_Objective_
Exclude the pictures, then repeat the remaining data exactly.
++++++++
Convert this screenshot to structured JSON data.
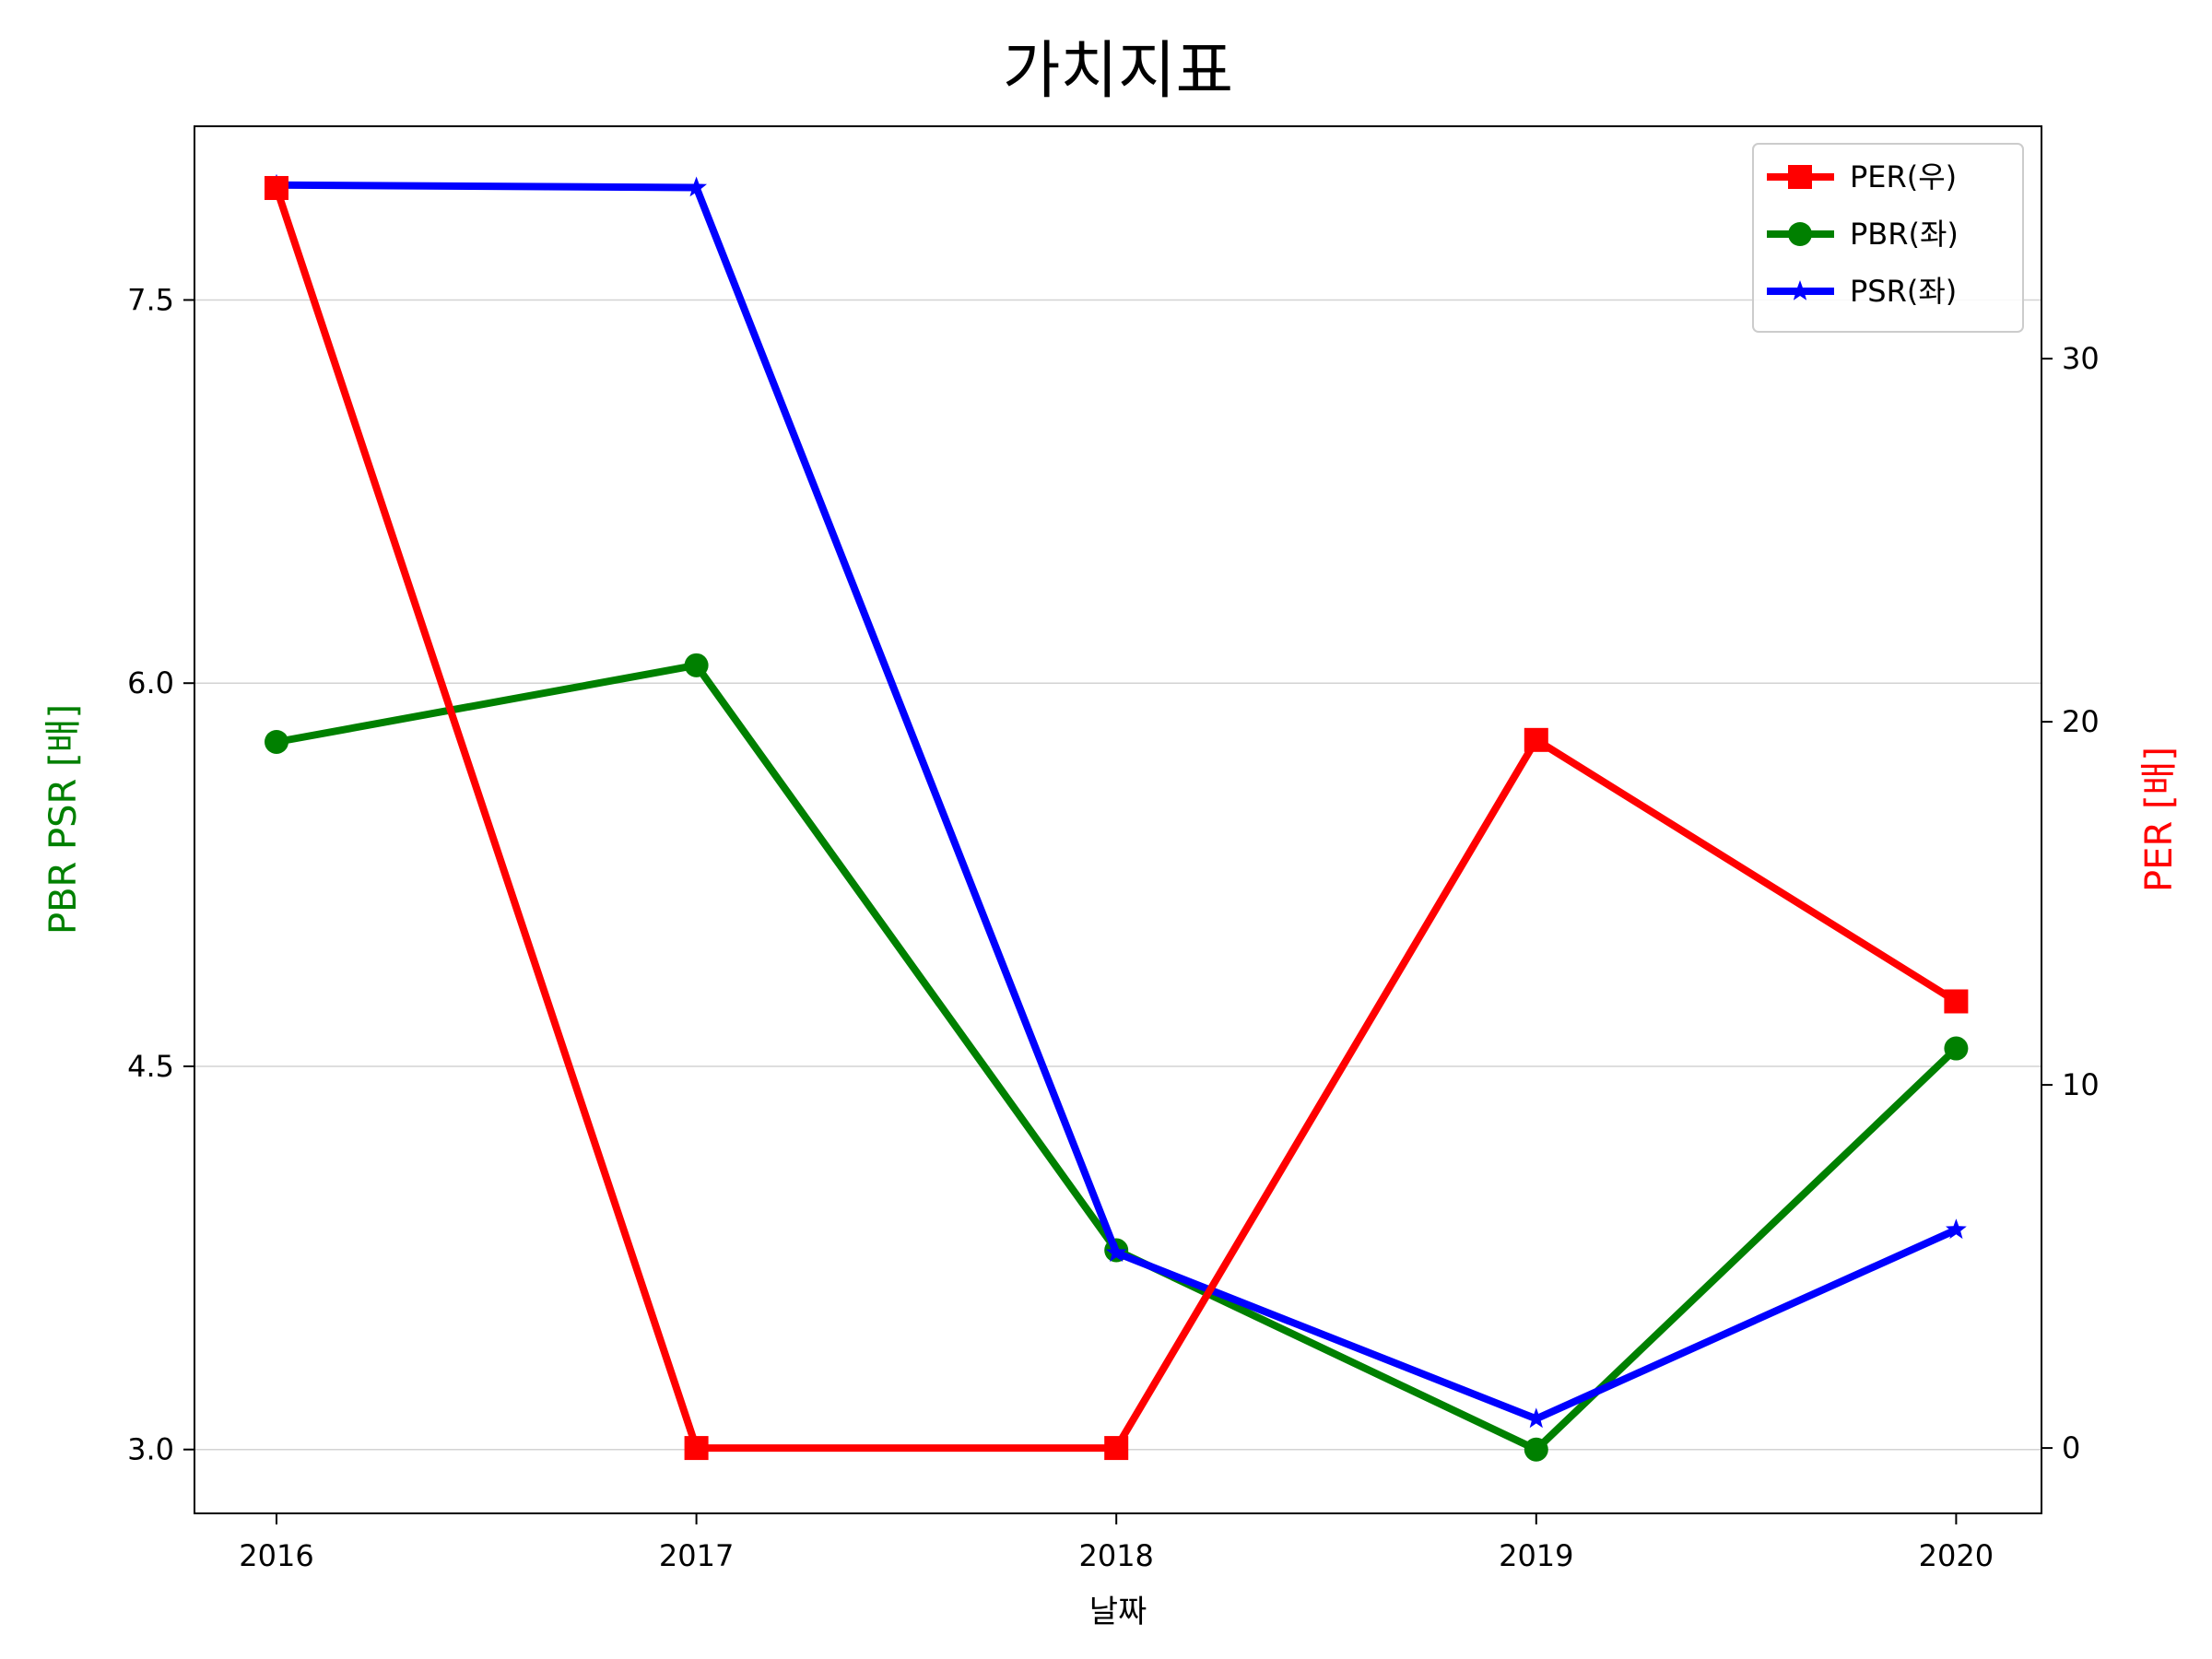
{
  "chart_data": {
    "type": "line",
    "title": "가치지표",
    "xlabel": "날짜",
    "ylabel_left": "PBR PSR [배]",
    "ylabel_right": "PER [배]",
    "categories": [
      "2016",
      "2017",
      "2018",
      "2019",
      "2020"
    ],
    "left_axis": {
      "ylim": [
        2.75,
        8.18
      ],
      "ticks": [
        3.0,
        4.5,
        6.0,
        7.5
      ],
      "tick_labels": [
        "3.0",
        "4.5",
        "6.0",
        "7.5"
      ],
      "color": "#008000"
    },
    "right_axis": {
      "ylim": [
        -1.8,
        36.4
      ],
      "ticks": [
        0,
        10,
        20,
        30
      ],
      "tick_labels": [
        "0",
        "10",
        "20",
        "30"
      ],
      "color": "#ff0000"
    },
    "grid": "horizontal",
    "legend_placement": "top-right",
    "series": [
      {
        "name": "PER(우)",
        "axis": "right",
        "color": "#ff0000",
        "marker": "square",
        "values": [
          34.7,
          0.0,
          0.0,
          19.5,
          12.3
        ]
      },
      {
        "name": "PBR(좌)",
        "axis": "left",
        "color": "#008000",
        "marker": "circle",
        "values": [
          5.77,
          6.07,
          3.78,
          3.0,
          4.57
        ]
      },
      {
        "name": "PSR(좌)",
        "axis": "left",
        "color": "#0000ff",
        "marker": "star",
        "values": [
          7.95,
          7.94,
          3.77,
          3.12,
          3.86
        ]
      }
    ]
  }
}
++++++++
_The solution_
Convert this screenshot to structured JSON data.
{
  "chart_data": {
    "type": "line",
    "title": "가치지표",
    "xlabel": "날짜",
    "ylabel_left": "PBR PSR [배]",
    "ylabel_right": "PER [배]",
    "categories": [
      "2016",
      "2017",
      "2018",
      "2019",
      "2020"
    ],
    "left_axis": {
      "ylim": [
        2.75,
        8.18
      ],
      "ticks": [
        3.0,
        4.5,
        6.0,
        7.5
      ],
      "tick_labels": [
        "3.0",
        "4.5",
        "6.0",
        "7.5"
      ],
      "color": "#008000"
    },
    "right_axis": {
      "ylim": [
        -1.8,
        36.4
      ],
      "ticks": [
        0,
        10,
        20,
        30
      ],
      "tick_labels": [
        "0",
        "10",
        "20",
        "30"
      ],
      "color": "#ff0000"
    },
    "grid": "horizontal",
    "legend_placement": "top-right",
    "series": [
      {
        "name": "PER(우)",
        "axis": "right",
        "color": "#ff0000",
        "marker": "square",
        "values": [
          34.7,
          0.0,
          0.0,
          19.5,
          12.3
        ]
      },
      {
        "name": "PBR(좌)",
        "axis": "left",
        "color": "#008000",
        "marker": "circle",
        "values": [
          5.77,
          6.07,
          3.78,
          3.0,
          4.57
        ]
      },
      {
        "name": "PSR(좌)",
        "axis": "left",
        "color": "#0000ff",
        "marker": "star",
        "values": [
          7.95,
          7.94,
          3.77,
          3.12,
          3.86
        ]
      }
    ]
  }
}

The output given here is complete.